Dataset records
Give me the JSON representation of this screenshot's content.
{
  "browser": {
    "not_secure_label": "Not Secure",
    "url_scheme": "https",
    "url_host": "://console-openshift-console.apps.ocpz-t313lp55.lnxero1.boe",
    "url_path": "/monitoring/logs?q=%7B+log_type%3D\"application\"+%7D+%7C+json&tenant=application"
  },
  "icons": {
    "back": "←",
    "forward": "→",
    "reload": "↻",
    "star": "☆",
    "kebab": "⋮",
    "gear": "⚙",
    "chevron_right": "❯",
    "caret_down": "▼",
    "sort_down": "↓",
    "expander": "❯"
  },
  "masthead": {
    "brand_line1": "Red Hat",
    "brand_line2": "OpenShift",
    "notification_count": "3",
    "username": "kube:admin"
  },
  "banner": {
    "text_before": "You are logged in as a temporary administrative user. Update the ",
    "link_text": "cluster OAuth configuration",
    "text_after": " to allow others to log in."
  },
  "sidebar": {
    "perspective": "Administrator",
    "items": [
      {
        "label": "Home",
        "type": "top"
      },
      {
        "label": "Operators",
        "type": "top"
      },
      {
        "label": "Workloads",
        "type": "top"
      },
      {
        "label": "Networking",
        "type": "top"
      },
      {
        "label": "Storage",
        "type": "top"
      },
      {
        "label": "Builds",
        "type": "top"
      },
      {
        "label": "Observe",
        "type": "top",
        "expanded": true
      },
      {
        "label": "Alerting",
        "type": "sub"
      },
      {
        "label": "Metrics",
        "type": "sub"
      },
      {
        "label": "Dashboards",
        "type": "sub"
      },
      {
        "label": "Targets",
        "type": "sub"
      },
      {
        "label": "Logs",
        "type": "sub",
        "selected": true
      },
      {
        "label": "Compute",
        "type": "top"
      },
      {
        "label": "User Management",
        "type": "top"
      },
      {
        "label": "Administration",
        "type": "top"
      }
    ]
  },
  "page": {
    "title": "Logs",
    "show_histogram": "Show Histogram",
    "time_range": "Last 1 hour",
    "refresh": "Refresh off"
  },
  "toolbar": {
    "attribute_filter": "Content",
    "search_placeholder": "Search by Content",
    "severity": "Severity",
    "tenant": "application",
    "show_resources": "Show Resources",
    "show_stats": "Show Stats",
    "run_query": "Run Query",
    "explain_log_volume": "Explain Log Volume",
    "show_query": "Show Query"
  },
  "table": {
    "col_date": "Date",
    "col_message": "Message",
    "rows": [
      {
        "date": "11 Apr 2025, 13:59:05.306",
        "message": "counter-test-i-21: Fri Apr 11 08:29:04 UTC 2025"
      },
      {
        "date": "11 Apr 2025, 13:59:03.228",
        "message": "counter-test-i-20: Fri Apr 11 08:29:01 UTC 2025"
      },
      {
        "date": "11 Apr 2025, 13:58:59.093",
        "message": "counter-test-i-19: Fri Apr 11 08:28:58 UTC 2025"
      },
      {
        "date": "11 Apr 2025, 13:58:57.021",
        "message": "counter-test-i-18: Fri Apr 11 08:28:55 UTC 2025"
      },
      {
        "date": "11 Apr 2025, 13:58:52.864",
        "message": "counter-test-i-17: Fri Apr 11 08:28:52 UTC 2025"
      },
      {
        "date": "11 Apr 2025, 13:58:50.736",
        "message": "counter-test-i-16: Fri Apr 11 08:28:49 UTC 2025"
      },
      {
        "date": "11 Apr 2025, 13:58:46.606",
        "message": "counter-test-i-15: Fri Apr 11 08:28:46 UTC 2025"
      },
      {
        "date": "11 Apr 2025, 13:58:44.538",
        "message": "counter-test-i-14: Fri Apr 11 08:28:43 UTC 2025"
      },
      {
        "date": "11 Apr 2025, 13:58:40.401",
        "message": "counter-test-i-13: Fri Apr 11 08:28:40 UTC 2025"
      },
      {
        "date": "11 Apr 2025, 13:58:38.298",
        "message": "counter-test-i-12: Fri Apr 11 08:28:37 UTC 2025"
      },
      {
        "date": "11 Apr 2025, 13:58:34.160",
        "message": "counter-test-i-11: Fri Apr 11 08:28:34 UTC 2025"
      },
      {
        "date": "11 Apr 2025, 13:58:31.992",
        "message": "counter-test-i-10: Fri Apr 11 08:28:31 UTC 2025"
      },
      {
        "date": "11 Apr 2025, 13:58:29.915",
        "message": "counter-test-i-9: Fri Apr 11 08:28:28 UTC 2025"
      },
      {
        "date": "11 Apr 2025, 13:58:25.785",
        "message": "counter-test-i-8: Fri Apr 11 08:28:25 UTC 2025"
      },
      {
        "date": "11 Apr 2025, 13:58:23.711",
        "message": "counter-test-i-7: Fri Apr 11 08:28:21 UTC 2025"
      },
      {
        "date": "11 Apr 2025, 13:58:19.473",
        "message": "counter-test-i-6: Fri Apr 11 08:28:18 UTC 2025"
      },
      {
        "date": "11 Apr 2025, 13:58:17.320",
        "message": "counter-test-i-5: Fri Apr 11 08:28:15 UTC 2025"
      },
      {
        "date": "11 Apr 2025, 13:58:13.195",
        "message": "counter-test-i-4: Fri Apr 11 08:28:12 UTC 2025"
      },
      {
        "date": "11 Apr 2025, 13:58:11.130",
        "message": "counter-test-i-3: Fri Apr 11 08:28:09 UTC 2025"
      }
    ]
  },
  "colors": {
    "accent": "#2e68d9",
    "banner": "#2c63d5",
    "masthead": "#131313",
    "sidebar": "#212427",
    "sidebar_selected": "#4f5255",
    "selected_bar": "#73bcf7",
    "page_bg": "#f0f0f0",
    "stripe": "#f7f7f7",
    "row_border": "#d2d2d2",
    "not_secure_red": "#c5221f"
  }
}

Given request
Using the records above, copy each line that contains "tenant".

Exercise output
    "url_path": "/monitoring/logs?q=%7B+log_type%3D\"application\"+%7D+%7C+json&tenant=application"
    "tenant": "application",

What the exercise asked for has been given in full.